- [EXERCISE REQUIREMENTS]: Copy out each line of the listing that has the word "Hakon" in it.

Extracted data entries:
:::

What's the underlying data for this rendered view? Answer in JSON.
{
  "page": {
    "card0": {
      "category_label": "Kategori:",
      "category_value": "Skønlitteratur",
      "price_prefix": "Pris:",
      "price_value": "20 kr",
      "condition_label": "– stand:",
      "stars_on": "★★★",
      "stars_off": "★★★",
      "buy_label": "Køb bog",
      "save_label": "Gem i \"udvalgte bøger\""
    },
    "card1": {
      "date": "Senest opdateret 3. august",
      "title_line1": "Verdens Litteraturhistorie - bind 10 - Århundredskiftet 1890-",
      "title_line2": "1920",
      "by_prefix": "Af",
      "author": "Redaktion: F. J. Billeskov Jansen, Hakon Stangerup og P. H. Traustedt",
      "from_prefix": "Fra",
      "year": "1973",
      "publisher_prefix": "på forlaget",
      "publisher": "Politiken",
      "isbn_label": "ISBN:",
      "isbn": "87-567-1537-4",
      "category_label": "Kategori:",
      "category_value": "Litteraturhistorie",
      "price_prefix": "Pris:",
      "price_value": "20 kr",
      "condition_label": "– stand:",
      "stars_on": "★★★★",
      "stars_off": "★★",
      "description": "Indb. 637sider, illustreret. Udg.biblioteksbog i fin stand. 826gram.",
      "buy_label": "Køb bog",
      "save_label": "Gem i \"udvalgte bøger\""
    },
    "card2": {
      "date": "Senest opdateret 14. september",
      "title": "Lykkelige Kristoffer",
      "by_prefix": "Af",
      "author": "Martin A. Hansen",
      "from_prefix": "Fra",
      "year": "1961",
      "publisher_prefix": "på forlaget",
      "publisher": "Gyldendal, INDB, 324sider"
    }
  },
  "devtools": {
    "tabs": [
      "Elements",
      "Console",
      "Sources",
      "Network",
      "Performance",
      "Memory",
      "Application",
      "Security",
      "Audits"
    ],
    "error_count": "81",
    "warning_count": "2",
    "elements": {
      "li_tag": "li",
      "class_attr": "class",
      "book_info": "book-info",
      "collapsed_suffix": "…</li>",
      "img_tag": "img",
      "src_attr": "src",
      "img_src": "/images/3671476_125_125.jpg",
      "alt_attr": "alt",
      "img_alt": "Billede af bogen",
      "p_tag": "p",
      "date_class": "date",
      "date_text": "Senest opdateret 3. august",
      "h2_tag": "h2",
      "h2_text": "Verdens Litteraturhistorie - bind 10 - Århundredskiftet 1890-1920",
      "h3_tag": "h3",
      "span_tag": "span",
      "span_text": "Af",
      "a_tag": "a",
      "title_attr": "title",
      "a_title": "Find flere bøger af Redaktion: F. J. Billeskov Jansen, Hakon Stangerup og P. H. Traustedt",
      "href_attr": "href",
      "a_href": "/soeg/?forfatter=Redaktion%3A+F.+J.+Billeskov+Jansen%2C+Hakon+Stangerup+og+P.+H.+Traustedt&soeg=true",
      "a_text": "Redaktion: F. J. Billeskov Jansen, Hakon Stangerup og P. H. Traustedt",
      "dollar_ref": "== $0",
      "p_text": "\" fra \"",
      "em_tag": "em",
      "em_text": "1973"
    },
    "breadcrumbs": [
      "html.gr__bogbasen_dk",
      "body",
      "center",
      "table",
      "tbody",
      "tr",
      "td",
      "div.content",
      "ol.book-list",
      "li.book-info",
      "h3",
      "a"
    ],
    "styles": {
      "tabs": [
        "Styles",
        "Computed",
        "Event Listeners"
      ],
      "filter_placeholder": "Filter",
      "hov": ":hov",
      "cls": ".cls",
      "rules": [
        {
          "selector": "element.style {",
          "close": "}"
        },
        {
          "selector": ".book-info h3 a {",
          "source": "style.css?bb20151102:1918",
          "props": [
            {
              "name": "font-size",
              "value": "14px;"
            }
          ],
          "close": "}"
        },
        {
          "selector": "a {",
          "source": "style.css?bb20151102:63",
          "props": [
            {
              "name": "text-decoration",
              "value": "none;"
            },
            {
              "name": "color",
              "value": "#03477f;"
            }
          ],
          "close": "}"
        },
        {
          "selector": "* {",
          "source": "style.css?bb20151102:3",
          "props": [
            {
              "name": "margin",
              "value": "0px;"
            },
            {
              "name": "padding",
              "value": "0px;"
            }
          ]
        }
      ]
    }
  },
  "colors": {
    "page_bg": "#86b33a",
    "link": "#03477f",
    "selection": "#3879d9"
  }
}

:::

- [ANSWER]:
      "author": "Redaktion: F. J. Billeskov Jansen, Hakon Stangerup og P. H. Traustedt",
      "a_title": "Find flere bøger af Redaktion: F. J. Billeskov Jansen, Hakon Stangerup og P. H. Traustedt",
      "a_href": "/soeg/?forfatter=Redaktion%3A+F.+J.+Billeskov+Jansen%2C+Hakon+Stangerup+og+P.+H.+Traustedt&soeg=true",
      "a_text": "Redaktion: F. J. Billeskov Jansen, Hakon Stangerup og P. H. Traustedt",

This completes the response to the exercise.